# [WRITTEN PROBLEM]
Extract all lines containing "μετὰ".

# [LISTED RECORDS]
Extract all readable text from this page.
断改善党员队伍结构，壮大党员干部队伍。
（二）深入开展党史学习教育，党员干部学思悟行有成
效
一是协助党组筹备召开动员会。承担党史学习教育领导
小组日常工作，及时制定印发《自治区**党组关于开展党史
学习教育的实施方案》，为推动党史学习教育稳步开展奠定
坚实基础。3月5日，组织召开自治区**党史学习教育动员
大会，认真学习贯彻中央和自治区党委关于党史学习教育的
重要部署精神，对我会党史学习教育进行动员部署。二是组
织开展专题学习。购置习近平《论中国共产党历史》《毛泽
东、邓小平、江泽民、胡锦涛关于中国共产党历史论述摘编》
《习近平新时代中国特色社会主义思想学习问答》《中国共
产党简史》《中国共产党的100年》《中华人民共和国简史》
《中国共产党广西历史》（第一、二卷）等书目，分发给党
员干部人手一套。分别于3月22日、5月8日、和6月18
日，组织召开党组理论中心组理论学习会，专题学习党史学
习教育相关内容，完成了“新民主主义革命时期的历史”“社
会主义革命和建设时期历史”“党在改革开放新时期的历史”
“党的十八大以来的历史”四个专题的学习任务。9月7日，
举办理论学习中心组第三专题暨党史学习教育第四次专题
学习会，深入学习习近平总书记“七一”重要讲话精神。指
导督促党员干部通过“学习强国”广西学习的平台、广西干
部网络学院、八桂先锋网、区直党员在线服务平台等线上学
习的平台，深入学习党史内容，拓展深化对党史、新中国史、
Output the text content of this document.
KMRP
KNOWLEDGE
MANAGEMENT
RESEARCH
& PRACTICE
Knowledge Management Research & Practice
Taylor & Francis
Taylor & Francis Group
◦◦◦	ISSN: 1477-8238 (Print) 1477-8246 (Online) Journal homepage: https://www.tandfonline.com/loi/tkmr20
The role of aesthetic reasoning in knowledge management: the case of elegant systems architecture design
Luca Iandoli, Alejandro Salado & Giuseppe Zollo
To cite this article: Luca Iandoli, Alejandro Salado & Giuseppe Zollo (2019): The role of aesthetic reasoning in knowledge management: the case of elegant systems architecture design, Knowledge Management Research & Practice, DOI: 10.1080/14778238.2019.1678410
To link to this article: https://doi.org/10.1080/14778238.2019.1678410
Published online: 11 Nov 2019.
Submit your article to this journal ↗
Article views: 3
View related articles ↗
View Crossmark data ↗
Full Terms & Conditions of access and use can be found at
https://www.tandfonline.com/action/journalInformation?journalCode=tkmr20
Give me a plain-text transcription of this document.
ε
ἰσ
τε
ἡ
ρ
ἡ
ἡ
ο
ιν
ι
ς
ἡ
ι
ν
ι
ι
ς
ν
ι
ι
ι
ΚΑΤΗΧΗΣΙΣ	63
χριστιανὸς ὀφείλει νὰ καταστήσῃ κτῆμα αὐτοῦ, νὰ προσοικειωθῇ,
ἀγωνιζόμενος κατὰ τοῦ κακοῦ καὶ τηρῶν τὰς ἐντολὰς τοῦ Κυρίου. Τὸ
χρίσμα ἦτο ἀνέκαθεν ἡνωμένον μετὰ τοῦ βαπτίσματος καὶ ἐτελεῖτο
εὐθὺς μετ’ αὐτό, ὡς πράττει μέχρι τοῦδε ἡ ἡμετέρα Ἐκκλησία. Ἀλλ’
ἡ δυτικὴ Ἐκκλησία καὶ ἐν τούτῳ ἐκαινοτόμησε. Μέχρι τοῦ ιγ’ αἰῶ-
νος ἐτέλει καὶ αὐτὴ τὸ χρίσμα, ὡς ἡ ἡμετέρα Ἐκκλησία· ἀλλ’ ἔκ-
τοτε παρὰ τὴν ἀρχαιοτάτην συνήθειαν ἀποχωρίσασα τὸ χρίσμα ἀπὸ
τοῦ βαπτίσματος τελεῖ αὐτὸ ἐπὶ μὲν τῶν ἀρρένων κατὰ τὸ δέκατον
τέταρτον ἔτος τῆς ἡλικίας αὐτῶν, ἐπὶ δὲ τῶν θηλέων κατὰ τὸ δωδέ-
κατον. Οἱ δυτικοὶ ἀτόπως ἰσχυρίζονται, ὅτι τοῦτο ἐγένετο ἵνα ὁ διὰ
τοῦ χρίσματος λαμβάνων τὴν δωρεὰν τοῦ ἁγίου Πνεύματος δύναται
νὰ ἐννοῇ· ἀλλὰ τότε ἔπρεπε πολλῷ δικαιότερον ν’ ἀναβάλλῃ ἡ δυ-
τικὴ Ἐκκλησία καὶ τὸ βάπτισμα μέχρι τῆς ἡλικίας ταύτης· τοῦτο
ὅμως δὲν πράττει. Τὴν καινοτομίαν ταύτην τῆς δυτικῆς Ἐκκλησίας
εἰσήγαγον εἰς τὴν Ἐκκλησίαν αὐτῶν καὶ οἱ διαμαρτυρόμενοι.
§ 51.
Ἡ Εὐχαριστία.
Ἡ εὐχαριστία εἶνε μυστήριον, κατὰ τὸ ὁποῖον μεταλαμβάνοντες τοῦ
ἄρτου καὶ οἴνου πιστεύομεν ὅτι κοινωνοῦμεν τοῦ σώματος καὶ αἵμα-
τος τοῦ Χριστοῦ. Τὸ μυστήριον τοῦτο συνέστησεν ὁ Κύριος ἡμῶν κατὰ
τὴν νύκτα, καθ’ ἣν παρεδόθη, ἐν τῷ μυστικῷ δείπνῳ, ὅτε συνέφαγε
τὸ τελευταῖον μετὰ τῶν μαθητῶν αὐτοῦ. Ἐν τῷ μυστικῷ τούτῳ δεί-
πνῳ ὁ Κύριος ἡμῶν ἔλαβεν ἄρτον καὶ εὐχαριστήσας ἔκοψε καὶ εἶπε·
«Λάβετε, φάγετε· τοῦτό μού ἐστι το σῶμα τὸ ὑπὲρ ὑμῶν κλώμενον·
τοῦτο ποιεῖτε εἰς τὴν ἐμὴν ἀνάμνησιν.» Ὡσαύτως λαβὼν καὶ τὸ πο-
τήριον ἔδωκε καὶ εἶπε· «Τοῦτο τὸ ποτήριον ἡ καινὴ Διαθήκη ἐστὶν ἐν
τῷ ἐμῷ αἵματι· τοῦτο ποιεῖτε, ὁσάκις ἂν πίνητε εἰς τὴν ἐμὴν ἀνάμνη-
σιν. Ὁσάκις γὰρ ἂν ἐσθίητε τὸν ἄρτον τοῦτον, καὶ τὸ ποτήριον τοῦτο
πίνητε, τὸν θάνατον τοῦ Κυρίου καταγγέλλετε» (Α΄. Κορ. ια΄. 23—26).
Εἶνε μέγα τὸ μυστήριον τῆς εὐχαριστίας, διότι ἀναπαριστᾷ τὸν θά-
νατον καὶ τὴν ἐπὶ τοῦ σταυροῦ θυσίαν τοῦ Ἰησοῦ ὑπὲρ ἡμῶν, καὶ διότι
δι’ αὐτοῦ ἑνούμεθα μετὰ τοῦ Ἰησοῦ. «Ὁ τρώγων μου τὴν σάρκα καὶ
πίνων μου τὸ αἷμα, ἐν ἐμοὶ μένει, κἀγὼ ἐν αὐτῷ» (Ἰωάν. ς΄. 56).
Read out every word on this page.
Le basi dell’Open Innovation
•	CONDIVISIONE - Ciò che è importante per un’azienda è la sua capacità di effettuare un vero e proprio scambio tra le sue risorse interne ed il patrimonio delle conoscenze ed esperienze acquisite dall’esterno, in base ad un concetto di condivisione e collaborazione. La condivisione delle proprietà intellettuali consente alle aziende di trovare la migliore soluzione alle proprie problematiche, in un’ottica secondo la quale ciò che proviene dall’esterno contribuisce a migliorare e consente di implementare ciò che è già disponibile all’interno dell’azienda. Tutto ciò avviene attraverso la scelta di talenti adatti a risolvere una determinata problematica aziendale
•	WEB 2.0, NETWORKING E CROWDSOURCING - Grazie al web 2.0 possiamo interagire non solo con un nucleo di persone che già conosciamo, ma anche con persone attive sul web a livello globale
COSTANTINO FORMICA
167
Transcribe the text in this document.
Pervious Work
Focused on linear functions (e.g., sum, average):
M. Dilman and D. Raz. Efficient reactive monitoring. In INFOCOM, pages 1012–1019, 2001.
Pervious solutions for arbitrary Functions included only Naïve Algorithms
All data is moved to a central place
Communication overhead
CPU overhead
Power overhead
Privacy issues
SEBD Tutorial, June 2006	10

# [WRITTEN SOLUTION]
χρίσμα ἦτο ἀνέκαθεν ἡνωμένον μετὰ τοῦ βαπτίσματος καὶ ἐτελεῖτο
τὸ τελευταῖον μετὰ τῶν μαθητῶν αὐτοῦ. Ἐν τῷ μυστικῷ τούτῳ δεί-
δι’ αὐτοῦ ἑνούμεθα μετὰ τοῦ Ἰησοῦ. «Ὁ τρώγων μου τὴν σάρκα καὶ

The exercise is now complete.